=== Your objective ===
Extract all lines that hold "internet" from the records below.

=== Exercise material ===
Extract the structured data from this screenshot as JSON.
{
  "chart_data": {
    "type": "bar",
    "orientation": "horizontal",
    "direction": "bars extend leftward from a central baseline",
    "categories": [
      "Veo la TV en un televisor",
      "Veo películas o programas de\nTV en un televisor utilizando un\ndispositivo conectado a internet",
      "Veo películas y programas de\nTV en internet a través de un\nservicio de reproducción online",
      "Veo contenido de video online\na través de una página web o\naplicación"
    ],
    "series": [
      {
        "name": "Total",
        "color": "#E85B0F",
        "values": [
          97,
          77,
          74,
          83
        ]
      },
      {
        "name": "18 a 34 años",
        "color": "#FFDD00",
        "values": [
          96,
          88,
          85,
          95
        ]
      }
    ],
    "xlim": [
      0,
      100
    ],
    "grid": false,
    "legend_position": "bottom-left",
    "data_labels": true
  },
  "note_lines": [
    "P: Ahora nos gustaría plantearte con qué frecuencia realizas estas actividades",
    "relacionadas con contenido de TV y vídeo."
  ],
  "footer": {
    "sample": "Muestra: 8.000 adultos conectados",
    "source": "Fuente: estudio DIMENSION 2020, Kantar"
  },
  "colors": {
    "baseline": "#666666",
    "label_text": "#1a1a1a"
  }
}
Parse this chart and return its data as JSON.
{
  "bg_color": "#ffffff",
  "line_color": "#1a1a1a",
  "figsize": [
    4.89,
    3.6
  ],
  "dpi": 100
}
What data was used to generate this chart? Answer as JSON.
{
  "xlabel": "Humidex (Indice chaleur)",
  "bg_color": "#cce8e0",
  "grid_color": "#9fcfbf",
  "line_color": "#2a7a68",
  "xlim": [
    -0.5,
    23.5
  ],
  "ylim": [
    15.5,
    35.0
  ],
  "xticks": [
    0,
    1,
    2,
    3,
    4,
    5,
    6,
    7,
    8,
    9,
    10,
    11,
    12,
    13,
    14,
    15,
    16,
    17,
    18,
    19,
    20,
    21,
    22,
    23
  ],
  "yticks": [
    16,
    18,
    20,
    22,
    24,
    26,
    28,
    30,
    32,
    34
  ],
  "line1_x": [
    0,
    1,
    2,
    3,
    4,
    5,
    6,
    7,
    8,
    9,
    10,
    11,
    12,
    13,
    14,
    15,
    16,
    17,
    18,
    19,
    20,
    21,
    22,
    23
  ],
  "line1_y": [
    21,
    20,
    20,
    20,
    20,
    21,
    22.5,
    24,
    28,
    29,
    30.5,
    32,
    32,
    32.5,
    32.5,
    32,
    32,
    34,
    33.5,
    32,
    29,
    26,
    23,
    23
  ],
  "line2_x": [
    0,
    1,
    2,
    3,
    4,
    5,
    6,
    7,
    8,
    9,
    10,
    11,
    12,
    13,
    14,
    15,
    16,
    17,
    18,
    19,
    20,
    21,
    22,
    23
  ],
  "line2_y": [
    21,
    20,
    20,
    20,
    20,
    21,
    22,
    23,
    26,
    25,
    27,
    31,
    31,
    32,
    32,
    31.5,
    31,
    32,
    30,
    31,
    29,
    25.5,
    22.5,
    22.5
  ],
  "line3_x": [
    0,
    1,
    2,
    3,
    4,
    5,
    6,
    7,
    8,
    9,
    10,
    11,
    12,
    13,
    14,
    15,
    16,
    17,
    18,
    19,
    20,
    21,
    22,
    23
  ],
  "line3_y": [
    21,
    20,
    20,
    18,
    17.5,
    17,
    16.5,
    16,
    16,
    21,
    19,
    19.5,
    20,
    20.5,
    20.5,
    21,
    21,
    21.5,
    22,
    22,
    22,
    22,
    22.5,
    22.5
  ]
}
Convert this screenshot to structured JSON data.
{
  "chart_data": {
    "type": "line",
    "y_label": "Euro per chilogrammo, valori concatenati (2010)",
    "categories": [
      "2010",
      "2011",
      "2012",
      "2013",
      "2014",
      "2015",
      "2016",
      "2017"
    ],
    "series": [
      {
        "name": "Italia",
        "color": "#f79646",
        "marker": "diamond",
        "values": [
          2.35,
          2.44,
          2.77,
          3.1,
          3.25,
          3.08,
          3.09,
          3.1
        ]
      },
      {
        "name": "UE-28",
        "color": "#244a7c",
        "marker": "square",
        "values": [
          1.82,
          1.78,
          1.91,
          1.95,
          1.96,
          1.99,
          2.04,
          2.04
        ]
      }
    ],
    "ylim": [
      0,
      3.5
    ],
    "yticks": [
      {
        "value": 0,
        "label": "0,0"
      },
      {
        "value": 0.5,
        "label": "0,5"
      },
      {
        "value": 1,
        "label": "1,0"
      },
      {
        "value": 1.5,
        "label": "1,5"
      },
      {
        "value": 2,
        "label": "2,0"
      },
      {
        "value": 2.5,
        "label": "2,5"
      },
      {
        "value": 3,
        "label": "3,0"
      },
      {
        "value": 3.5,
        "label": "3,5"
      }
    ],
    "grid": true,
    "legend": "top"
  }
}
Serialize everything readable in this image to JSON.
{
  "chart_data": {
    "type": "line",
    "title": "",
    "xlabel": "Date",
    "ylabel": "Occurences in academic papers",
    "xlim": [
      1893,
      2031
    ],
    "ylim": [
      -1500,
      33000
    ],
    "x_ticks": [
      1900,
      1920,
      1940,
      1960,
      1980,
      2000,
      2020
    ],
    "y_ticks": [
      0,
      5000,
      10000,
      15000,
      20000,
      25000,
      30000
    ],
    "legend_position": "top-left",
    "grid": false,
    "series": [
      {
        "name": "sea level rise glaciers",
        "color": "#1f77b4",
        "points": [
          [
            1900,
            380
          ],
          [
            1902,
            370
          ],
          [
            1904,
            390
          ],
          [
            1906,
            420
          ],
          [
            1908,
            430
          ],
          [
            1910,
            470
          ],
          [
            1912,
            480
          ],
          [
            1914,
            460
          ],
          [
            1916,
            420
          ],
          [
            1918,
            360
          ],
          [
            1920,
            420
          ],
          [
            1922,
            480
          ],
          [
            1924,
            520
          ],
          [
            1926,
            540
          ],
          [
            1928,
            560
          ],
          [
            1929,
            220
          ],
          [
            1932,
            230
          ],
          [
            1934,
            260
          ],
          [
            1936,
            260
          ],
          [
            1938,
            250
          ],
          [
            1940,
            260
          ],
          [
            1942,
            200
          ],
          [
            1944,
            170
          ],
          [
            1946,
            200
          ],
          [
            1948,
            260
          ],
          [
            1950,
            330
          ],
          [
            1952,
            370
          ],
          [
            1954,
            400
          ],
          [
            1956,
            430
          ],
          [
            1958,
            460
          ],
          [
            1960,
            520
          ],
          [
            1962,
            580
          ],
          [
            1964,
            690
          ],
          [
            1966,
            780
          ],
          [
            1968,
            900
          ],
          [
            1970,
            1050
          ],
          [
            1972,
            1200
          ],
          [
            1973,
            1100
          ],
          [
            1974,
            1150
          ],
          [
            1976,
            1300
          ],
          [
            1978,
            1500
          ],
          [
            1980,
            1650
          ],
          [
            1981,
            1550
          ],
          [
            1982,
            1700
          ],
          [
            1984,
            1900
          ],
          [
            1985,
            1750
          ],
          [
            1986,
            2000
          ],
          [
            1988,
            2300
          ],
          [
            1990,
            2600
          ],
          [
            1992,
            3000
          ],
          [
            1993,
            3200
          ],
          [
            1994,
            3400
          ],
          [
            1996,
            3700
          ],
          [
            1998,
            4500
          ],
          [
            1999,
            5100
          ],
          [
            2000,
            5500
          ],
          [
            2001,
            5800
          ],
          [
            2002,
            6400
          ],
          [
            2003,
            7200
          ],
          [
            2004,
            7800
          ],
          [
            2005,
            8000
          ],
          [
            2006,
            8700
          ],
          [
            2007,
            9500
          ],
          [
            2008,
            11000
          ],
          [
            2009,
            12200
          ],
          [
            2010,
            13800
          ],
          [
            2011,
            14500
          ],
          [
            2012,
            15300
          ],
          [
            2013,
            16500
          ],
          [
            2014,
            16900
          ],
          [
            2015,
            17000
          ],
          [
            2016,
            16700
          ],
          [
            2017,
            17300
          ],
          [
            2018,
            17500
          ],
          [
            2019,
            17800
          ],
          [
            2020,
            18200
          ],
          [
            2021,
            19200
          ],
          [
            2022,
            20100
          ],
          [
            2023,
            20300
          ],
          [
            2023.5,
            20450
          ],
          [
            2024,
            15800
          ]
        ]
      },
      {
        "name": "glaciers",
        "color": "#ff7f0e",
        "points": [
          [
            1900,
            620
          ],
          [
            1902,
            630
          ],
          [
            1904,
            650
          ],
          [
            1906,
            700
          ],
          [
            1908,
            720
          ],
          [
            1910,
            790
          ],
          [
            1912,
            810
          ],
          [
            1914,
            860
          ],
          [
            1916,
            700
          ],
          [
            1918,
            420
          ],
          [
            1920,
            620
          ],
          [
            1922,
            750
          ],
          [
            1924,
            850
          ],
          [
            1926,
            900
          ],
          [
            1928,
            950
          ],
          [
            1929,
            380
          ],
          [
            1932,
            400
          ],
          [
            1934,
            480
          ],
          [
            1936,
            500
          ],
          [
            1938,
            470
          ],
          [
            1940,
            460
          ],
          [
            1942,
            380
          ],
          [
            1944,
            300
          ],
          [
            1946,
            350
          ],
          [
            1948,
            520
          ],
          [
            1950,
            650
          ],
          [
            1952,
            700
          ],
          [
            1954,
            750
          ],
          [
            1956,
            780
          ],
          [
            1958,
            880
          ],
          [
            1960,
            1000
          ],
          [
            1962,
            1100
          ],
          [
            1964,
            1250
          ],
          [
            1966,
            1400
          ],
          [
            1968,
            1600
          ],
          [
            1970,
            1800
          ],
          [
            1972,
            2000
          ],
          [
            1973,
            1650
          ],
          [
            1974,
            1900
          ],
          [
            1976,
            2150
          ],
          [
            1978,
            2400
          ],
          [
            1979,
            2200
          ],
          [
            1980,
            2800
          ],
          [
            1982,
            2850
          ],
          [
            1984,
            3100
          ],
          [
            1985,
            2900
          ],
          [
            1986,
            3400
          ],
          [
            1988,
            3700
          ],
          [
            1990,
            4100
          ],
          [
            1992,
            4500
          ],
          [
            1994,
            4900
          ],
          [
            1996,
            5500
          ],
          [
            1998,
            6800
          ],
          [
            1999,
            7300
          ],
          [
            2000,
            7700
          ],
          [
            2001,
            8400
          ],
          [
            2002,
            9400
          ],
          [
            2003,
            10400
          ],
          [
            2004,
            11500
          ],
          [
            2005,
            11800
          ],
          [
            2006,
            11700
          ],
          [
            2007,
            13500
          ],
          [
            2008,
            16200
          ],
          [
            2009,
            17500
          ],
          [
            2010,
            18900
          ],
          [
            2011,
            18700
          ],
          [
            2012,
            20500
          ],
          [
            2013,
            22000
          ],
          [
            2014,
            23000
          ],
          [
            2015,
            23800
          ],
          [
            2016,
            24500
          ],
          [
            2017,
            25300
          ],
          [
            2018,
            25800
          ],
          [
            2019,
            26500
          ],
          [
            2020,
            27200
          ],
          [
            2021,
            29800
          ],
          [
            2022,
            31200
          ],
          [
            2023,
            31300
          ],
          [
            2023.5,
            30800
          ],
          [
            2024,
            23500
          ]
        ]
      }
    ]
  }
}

=== Task answer ===
      "Veo películas o programas de\nTV en un televisor utilizando un\ndispositivo conectado a internet",
      "Veo películas y programas de\nTV en internet a través de un\nservicio de reproducción online",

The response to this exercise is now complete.